▶ DIRECTIVE
Find the lines with the string "podřezal" and return them.

▶ EXERCISE MATERIAL
Start

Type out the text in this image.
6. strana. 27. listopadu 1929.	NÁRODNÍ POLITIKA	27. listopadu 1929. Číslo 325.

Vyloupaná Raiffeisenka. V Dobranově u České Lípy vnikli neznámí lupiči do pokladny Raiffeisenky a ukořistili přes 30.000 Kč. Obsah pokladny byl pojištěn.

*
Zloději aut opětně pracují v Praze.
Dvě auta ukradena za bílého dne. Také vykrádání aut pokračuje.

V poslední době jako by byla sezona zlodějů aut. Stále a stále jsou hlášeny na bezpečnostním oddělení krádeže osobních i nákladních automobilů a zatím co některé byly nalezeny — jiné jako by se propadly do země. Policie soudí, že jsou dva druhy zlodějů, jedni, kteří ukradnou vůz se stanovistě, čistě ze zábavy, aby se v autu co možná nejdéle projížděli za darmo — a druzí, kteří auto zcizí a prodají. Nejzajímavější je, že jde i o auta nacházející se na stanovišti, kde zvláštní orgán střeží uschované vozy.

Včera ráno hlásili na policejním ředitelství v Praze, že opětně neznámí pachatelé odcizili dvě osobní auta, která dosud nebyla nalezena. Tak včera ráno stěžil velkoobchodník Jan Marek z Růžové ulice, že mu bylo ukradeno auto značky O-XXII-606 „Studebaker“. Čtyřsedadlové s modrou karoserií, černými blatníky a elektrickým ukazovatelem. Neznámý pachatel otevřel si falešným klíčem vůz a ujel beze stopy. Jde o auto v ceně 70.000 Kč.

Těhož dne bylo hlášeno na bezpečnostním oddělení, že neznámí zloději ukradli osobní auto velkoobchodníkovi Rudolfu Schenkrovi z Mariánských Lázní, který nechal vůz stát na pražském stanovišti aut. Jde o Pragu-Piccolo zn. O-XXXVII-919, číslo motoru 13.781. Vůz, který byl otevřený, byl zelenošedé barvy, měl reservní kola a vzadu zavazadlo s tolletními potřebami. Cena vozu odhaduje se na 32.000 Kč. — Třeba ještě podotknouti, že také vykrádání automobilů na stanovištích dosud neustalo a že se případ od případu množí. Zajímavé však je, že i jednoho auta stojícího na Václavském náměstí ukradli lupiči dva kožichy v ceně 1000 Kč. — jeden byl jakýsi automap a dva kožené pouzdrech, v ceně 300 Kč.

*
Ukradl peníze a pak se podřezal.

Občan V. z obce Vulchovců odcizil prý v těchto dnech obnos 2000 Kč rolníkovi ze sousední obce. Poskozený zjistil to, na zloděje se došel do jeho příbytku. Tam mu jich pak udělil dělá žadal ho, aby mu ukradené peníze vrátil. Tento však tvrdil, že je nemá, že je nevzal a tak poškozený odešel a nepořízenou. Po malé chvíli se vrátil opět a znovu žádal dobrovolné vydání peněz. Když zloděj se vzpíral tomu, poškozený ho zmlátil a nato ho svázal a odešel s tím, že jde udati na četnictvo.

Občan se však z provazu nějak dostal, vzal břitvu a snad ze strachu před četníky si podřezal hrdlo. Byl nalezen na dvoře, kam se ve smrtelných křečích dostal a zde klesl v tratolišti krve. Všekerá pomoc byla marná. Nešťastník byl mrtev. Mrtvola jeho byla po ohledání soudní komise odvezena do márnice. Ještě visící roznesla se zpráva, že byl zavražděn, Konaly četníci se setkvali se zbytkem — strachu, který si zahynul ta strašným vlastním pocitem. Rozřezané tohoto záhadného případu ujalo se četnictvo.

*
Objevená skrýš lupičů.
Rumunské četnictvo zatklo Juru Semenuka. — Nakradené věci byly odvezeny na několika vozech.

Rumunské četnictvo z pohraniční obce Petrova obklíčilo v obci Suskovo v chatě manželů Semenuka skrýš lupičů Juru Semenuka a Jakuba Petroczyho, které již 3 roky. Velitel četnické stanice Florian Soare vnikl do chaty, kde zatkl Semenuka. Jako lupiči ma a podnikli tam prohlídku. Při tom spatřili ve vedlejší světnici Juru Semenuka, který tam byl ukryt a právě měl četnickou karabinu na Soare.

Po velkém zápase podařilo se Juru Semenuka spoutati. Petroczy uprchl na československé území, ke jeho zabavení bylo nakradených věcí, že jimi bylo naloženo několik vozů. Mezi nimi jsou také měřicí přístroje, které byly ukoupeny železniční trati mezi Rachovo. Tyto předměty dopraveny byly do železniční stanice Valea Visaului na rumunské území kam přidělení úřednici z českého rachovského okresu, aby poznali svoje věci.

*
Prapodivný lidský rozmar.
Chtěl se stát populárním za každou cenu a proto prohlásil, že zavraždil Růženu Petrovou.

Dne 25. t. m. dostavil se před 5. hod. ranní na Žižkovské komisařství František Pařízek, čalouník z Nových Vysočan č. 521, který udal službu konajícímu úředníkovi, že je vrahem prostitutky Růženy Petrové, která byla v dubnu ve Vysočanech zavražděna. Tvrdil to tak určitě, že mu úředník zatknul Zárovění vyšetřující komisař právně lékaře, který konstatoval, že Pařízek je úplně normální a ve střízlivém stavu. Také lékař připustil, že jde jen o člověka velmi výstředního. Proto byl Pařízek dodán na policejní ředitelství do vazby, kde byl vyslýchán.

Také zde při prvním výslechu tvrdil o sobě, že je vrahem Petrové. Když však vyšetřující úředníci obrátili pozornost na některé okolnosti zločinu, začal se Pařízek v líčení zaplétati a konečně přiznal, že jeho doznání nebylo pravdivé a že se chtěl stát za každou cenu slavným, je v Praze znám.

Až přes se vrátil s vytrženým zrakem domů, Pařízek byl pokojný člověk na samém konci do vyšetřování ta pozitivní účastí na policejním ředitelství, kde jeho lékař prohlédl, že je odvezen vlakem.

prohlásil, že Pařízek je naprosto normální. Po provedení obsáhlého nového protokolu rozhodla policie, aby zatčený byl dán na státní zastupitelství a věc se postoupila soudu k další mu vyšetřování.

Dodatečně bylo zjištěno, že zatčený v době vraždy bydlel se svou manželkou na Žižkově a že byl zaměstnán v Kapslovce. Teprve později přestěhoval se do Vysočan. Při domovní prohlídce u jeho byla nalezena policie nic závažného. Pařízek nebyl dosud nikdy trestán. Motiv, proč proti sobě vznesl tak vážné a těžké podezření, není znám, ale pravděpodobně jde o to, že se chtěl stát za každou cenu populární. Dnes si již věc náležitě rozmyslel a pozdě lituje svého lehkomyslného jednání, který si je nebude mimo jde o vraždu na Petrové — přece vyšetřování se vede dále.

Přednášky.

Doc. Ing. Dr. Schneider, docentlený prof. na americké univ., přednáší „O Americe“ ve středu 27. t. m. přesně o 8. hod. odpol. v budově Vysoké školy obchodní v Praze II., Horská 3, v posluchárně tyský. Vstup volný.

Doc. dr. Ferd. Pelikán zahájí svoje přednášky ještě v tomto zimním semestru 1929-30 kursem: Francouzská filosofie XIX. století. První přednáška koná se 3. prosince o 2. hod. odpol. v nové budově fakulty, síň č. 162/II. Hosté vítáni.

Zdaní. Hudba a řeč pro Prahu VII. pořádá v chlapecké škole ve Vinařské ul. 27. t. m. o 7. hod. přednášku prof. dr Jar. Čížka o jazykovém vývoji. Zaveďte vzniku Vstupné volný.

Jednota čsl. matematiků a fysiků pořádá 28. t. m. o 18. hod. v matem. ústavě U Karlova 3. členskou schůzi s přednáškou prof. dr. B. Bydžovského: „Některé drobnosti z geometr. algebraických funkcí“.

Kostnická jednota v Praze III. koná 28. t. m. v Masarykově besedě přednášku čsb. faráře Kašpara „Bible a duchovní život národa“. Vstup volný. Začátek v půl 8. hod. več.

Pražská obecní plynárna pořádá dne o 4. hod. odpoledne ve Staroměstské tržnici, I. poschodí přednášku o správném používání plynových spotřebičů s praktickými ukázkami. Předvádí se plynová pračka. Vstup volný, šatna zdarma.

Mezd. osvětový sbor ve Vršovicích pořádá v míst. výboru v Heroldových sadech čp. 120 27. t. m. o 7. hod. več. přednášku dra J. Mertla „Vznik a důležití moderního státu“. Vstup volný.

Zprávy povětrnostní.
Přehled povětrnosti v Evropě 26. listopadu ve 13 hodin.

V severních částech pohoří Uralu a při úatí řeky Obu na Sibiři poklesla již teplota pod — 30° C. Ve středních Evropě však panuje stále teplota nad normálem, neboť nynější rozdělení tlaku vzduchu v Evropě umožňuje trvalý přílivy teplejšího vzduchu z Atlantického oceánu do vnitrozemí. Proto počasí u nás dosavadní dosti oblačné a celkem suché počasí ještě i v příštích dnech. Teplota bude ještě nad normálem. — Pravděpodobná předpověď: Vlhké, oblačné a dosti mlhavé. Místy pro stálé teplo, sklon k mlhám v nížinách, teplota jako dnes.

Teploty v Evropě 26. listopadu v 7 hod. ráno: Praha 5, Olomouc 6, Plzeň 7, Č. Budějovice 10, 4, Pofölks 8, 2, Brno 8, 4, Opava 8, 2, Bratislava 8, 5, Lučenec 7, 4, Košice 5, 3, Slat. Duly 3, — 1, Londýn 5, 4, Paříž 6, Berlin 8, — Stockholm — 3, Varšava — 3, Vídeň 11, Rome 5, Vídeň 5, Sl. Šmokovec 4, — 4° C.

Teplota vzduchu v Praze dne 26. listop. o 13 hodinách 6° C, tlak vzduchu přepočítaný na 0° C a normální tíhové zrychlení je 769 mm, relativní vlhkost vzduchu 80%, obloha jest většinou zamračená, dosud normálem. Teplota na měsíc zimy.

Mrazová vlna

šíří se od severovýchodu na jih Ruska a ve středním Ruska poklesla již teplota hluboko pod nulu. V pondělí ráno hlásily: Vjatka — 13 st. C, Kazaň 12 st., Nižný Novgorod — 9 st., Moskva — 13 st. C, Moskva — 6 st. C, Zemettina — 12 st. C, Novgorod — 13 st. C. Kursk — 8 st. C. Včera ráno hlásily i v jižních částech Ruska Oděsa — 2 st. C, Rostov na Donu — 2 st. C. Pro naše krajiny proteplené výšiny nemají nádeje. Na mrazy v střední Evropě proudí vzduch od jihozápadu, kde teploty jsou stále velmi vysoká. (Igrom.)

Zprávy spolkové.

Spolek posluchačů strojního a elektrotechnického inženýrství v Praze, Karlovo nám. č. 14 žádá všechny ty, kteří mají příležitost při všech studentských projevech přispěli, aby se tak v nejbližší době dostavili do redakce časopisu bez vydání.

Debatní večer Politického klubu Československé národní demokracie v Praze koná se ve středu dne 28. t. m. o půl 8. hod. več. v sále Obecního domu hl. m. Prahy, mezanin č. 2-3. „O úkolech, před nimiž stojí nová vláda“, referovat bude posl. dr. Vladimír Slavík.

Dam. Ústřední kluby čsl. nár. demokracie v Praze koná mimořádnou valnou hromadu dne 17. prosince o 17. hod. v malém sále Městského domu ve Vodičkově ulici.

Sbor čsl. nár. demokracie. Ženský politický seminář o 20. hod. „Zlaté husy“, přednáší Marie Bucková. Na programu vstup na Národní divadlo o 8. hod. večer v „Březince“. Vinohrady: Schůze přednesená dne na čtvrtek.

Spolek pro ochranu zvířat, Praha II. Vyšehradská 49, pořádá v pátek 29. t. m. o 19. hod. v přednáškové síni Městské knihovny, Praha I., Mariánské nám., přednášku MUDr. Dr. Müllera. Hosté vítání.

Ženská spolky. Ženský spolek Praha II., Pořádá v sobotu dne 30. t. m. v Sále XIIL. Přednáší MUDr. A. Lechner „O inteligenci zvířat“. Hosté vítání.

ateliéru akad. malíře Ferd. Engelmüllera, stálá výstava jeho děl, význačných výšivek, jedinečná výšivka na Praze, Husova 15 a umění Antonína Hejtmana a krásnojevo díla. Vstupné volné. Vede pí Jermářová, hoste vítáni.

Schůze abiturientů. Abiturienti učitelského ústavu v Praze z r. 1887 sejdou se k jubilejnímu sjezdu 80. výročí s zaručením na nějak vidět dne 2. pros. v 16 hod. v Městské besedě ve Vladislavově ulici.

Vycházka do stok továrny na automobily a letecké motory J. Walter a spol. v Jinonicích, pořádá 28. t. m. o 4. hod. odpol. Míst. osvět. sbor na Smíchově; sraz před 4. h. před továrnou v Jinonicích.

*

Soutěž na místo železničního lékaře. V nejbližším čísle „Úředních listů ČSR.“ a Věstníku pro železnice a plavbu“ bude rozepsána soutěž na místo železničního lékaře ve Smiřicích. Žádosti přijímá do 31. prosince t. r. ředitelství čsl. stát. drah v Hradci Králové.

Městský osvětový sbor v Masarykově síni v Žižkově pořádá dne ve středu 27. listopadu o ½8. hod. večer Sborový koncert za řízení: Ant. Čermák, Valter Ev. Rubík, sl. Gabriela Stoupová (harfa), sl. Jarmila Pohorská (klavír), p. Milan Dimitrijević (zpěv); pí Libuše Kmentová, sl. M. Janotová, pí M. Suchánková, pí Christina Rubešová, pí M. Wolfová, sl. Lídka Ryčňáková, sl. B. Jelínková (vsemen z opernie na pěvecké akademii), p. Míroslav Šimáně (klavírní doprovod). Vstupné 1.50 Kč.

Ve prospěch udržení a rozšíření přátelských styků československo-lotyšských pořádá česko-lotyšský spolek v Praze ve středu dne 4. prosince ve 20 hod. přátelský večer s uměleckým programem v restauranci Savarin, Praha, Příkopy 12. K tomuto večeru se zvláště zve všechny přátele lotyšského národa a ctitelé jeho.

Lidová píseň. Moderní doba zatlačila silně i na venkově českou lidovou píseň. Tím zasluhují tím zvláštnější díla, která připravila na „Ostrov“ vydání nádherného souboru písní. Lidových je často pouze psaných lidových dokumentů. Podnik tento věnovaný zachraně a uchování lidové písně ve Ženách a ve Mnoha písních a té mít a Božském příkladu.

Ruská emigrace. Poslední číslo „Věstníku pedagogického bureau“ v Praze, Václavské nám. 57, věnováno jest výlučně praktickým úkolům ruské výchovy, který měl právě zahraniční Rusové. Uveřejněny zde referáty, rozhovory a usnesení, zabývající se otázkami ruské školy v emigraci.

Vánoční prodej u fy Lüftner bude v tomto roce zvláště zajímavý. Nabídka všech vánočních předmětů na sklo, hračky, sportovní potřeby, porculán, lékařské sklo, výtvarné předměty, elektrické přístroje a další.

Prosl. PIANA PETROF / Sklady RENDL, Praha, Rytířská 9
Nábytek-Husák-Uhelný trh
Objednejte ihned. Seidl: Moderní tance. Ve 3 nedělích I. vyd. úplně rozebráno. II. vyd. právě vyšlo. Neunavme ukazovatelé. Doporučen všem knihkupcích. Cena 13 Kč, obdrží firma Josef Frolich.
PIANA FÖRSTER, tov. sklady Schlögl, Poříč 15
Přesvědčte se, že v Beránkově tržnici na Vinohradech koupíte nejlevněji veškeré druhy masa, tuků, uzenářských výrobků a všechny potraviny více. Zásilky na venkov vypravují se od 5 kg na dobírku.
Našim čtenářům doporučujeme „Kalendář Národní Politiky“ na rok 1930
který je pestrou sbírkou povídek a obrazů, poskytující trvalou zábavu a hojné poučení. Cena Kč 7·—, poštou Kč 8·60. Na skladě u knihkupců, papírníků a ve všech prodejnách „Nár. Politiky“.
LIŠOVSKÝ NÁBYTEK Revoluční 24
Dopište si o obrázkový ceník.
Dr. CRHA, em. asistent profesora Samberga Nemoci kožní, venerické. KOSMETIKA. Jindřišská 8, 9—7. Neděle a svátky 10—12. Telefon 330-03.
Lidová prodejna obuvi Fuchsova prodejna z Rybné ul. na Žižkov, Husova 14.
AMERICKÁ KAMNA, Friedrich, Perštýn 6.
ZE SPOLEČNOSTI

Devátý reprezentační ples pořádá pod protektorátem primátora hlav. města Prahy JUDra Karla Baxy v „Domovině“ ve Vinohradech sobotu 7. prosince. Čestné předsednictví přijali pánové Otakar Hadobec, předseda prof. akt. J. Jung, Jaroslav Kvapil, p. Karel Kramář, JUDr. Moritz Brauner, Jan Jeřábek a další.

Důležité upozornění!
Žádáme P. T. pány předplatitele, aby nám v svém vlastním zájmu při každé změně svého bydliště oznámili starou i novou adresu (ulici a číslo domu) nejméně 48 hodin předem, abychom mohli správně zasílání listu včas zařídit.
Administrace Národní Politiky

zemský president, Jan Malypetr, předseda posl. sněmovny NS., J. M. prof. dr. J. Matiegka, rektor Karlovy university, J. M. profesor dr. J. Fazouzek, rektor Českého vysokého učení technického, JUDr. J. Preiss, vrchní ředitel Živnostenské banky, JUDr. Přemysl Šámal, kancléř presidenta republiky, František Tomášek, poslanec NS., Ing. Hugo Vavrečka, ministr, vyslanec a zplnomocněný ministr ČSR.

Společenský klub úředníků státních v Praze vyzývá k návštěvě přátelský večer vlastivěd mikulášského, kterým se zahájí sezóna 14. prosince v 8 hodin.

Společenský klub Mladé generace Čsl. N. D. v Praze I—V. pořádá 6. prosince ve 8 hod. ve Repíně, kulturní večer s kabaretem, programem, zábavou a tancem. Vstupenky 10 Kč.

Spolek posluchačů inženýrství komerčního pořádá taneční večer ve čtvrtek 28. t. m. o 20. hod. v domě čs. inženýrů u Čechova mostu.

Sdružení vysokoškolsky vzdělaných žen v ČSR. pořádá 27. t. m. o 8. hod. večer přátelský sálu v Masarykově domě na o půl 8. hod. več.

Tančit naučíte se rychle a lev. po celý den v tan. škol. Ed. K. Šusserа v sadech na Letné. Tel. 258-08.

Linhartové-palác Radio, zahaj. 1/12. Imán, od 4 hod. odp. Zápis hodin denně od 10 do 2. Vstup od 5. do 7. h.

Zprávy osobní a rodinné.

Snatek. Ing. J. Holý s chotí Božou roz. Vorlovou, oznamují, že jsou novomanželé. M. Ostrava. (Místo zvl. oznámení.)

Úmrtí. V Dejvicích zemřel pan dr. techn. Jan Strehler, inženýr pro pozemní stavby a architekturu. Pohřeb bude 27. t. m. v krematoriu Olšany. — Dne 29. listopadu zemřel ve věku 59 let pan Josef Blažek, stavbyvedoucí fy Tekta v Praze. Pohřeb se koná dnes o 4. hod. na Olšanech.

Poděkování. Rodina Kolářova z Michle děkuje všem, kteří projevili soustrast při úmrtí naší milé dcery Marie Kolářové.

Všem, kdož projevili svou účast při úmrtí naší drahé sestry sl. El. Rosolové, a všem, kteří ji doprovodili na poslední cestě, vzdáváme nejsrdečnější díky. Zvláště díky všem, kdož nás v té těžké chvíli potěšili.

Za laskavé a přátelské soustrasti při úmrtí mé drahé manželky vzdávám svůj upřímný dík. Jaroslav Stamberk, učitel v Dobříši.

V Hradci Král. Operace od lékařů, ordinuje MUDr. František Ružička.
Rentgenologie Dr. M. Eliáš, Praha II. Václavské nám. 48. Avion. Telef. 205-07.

End

▶ EXERCISE RESPONSE
Ukradl peníze a pak se podřezal.
Občan se však z provazu nějak dostal, vzal břitvu a snad ze strachu před četníky si podřezal hrdlo. Byl nalezen na dvoře, kam se ve smrtelných křečích dostal a zde klesl v tratolišti krve. Všekerá pomoc byla marná. Nešťastník byl mrtev. Mrtvola jeho byla po ohledání soudní komise odvezena do márnice. Ještě visící roznesla se zpráva, že byl zavražděn, Konaly četníci se setkvali se zbytkem — strachu, který si zahynul ta strašným vlastním pocitem. Rozřezané tohoto záhadného případu ujalo se četnictvo.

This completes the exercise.